What to work on: Put the data below into a Markdown table with the columns Row and Line, skipping blank lines. Include every line from the one that contains "scene-name: Røyk H-sov" through the one that contains "37, 830, 66]", both ends included.

Given information:
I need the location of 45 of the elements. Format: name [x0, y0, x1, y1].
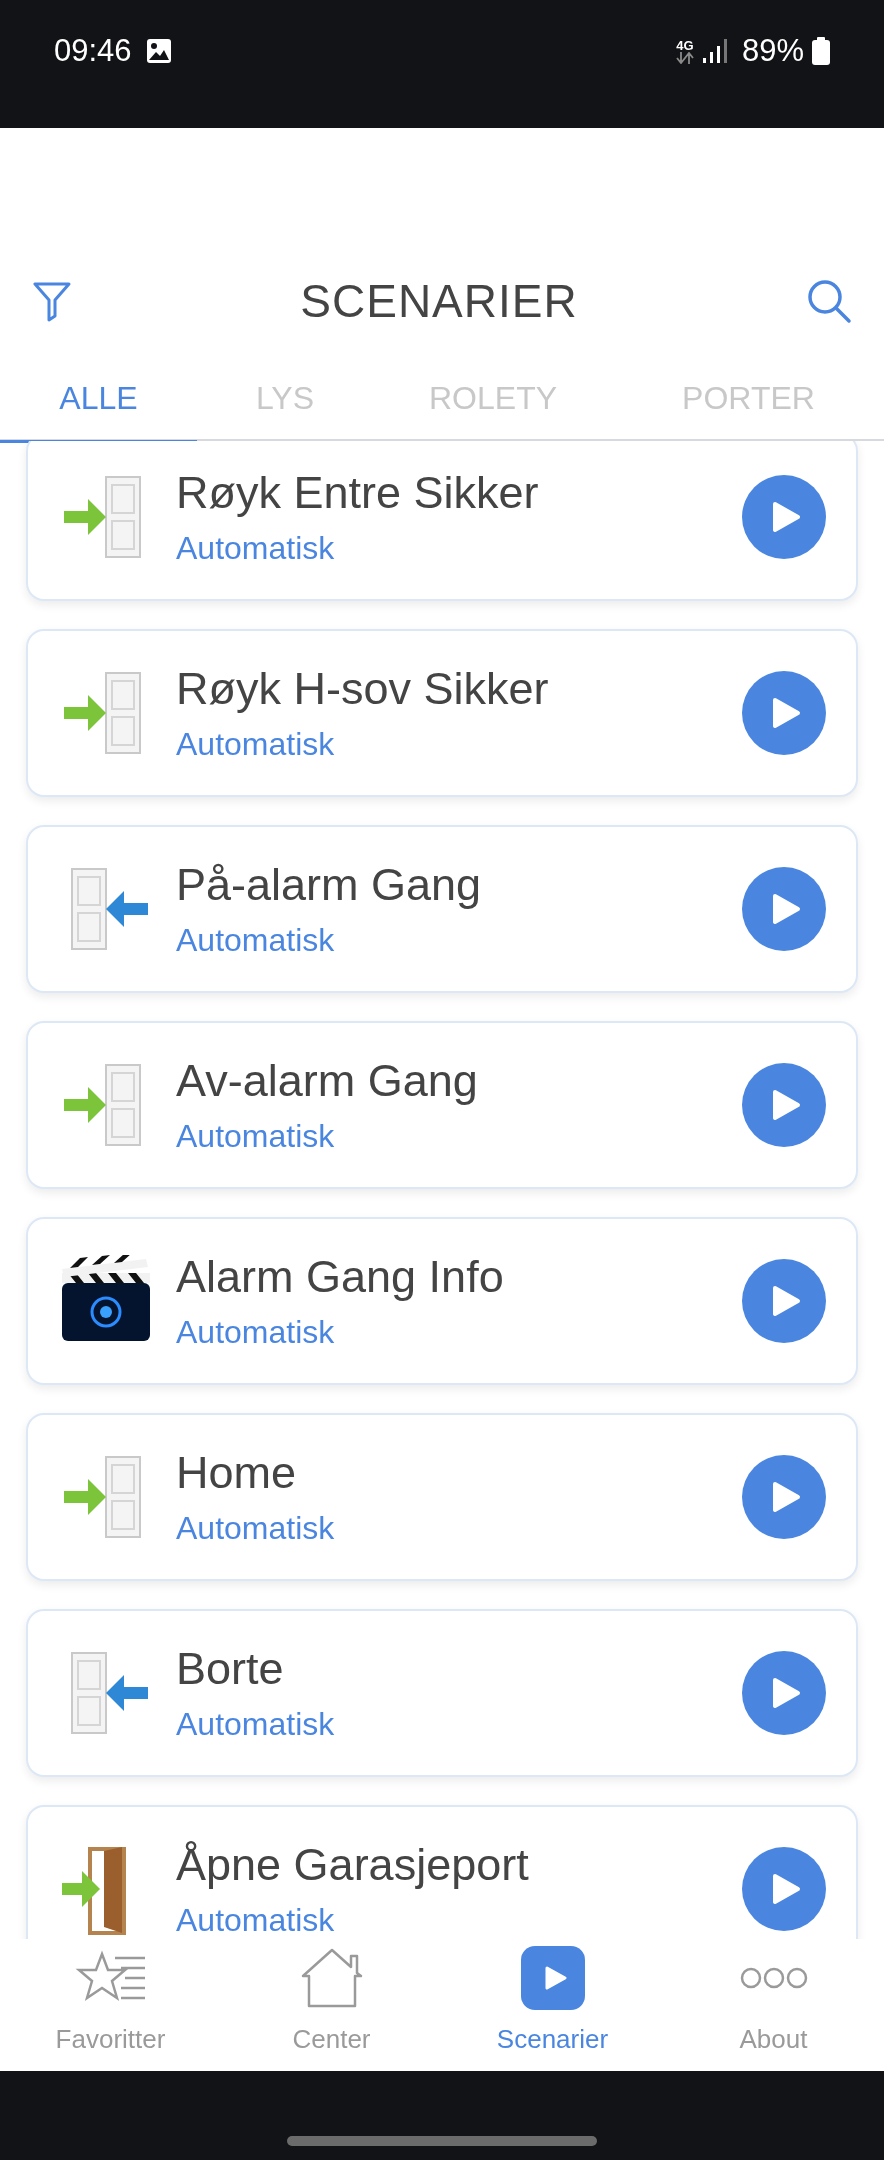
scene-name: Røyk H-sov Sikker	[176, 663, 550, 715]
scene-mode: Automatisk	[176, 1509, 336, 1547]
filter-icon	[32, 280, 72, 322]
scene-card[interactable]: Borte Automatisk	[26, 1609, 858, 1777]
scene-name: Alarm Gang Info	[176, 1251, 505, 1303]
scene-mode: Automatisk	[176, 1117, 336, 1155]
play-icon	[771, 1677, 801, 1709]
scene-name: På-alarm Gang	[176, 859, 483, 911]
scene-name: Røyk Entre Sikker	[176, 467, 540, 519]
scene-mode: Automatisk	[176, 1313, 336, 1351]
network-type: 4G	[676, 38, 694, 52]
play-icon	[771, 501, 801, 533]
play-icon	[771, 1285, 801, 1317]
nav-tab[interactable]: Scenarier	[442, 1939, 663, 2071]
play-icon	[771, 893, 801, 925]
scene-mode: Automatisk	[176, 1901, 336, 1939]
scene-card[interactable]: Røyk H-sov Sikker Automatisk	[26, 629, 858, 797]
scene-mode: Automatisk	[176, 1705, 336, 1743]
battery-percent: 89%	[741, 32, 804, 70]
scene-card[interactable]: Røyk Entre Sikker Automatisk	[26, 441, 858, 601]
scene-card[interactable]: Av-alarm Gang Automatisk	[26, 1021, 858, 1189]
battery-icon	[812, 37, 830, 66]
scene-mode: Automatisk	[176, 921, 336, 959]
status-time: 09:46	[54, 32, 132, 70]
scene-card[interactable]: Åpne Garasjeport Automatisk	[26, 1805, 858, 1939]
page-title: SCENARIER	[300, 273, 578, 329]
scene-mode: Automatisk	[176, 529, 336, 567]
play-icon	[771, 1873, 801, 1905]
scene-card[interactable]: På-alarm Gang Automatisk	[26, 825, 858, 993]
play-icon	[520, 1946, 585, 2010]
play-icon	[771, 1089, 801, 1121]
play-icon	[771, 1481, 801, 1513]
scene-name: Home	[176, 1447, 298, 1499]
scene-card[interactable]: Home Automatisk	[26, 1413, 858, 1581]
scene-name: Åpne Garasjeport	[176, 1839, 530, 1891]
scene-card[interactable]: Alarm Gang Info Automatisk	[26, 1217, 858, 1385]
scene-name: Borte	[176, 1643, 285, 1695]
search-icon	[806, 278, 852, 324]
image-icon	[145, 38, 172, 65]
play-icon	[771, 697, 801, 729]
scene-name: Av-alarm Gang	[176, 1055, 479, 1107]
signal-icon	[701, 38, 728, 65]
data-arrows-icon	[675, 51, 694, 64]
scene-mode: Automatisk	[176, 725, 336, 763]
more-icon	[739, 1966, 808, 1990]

Task solution:
| Row | Line |
|---|---|
| 1 | scene-name: Røyk H-sov Sikker	[176, 663, 550, 715] |
| 2 | scene-mode: Automatisk	[176, 1509, 336, 1547] |
| 3 | filter-icon	[32, 280, 72, 322] |
| 4 | scene-card[interactable]: Borte Automatisk	[26, 1609, 858, 1777] |
| 5 | scene-name: Alarm Gang Info	[176, 1251, 505, 1303] |
| 6 | scene-mode: Automatisk	[176, 1117, 336, 1155] |
| 7 | play-icon	[771, 1677, 801, 1709] |
| 8 | scene-name: På-alarm Gang	[176, 859, 483, 911] |
| 9 | scene-name: Røyk Entre Sikker	[176, 467, 540, 519] |
| 10 | scene-mode: Automatisk	[176, 1313, 336, 1351] |
| 11 | network-type: 4G	[676, 38, 694, 52] |
| 12 | play-icon	[771, 501, 801, 533] |
| 13 | play-icon	[771, 1285, 801, 1317] |
| 14 | nav-tab[interactable]: Scenarier	[442, 1939, 663, 2071] |
| 15 | play-icon	[771, 893, 801, 925] |
| 16 | scene-mode: Automatisk	[176, 1901, 336, 1939] |
| 17 | scene-card[interactable]: Røyk H-sov Sikker Automatisk	[26, 629, 858, 797] |
| 18 | scene-mode: Automatisk	[176, 1705, 336, 1743] |
| 19 | battery-percent: 89%	[741, 32, 804, 70] |
| 20 | scene-card[interactable]: Røyk Entre Sikker Automatisk	[26, 441, 858, 601] |
| 21 | scene-card[interactable]: Av-alarm Gang Automatisk	[26, 1021, 858, 1189] |
| 22 | battery-icon	[812, 37, 830, 66] |